▸ **Task requirements**
Repeat, without any change, the entries presented below.
— Begin Data provided —
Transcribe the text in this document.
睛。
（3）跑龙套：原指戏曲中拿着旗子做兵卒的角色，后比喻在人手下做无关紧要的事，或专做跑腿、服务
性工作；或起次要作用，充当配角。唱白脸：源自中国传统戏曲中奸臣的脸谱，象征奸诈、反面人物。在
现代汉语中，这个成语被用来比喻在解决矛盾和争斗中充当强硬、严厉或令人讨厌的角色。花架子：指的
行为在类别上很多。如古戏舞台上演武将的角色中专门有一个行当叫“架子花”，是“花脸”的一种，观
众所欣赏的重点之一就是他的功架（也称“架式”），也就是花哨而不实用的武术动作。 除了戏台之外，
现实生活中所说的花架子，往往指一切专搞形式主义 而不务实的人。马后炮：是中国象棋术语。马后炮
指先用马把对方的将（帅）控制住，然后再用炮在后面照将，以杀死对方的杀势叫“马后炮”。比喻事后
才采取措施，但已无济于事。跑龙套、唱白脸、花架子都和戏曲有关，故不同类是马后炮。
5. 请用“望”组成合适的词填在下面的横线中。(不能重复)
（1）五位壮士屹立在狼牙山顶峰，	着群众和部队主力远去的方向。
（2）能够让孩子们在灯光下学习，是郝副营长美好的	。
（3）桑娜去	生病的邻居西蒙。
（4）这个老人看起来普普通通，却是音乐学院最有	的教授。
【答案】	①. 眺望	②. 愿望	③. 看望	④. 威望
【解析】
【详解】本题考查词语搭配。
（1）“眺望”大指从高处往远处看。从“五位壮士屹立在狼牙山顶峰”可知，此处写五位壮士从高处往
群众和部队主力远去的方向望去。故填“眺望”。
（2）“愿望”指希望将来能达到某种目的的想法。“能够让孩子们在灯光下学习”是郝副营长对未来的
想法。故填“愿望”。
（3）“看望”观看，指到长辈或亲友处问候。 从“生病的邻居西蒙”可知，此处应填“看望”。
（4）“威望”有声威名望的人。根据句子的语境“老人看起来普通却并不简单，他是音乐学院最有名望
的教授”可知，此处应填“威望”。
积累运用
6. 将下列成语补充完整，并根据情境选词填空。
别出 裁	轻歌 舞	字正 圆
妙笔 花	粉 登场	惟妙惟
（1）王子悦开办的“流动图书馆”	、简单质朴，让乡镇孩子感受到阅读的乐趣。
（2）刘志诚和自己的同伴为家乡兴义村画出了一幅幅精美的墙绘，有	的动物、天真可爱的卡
— End Data provided —
▸ **Result**
Transcribe the text in this document.
睛。
（3）跑龙套：原指戏曲中拿着旗子做兵卒的角色，后比喻在人手下做无关紧要的事，或专做跑腿、服务
性工作；或起次要作用，充当配角。唱白脸：源自中国传统戏曲中奸臣的脸谱，象征奸诈、反面人物。在
现代汉语中，这个成语被用来比喻在解决矛盾和争斗中充当强硬、严厉或令人讨厌的角色。花架子：指的
行为在类别上很多。如古戏舞台上演武将的角色中专门有一个行当叫“架子花”，是“花脸”的一种，观
众所欣赏的重点之一就是他的功架（也称“架式”），也就是花哨而不实用的武术动作。 除了戏台之外，
现实生活中所说的花架子，往往指一切专搞形式主义 而不务实的人。马后炮：是中国象棋术语。马后炮
指先用马把对方的将（帅）控制住，然后再用炮在后面照将，以杀死对方的杀势叫“马后炮”。比喻事后
才采取措施，但已无济于事。跑龙套、唱白脸、花架子都和戏曲有关，故不同类是马后炮。
5. 请用“望”组成合适的词填在下面的横线中。(不能重复)
（1）五位壮士屹立在狼牙山顶峰，	着群众和部队主力远去的方向。
（2）能够让孩子们在灯光下学习，是郝副营长美好的	。
（3）桑娜去	生病的邻居西蒙。
（4）这个老人看起来普普通通，却是音乐学院最有	的教授。
【答案】	①. 眺望	②. 愿望	③. 看望	④. 威望
【解析】
【详解】本题考查词语搭配。
（1）“眺望”大指从高处往远处看。从“五位壮士屹立在狼牙山顶峰”可知，此处写五位壮士从高处往
群众和部队主力远去的方向望去。故填“眺望”。
（2）“愿望”指希望将来能达到某种目的的想法。“能够让孩子们在灯光下学习”是郝副营长对未来的
想法。故填“愿望”。
（3）“看望”观看，指到长辈或亲友处问候。 从“生病的邻居西蒙”可知，此处应填“看望”。
（4）“威望”有声威名望的人。根据句子的语境“老人看起来普通却并不简单，他是音乐学院最有名望
的教授”可知，此处应填“威望”。
积累运用
6. 将下列成语补充完整，并根据情境选词填空。
别出 裁	轻歌 舞	字正 圆
妙笔 花	粉 登场	惟妙惟
（1）王子悦开办的“流动图书馆”	、简单质朴，让乡镇孩子感受到阅读的乐趣。
（2）刘志诚和自己的同伴为家乡兴义村画出了一幅幅精美的墙绘，有	的动物、天真可爱的卡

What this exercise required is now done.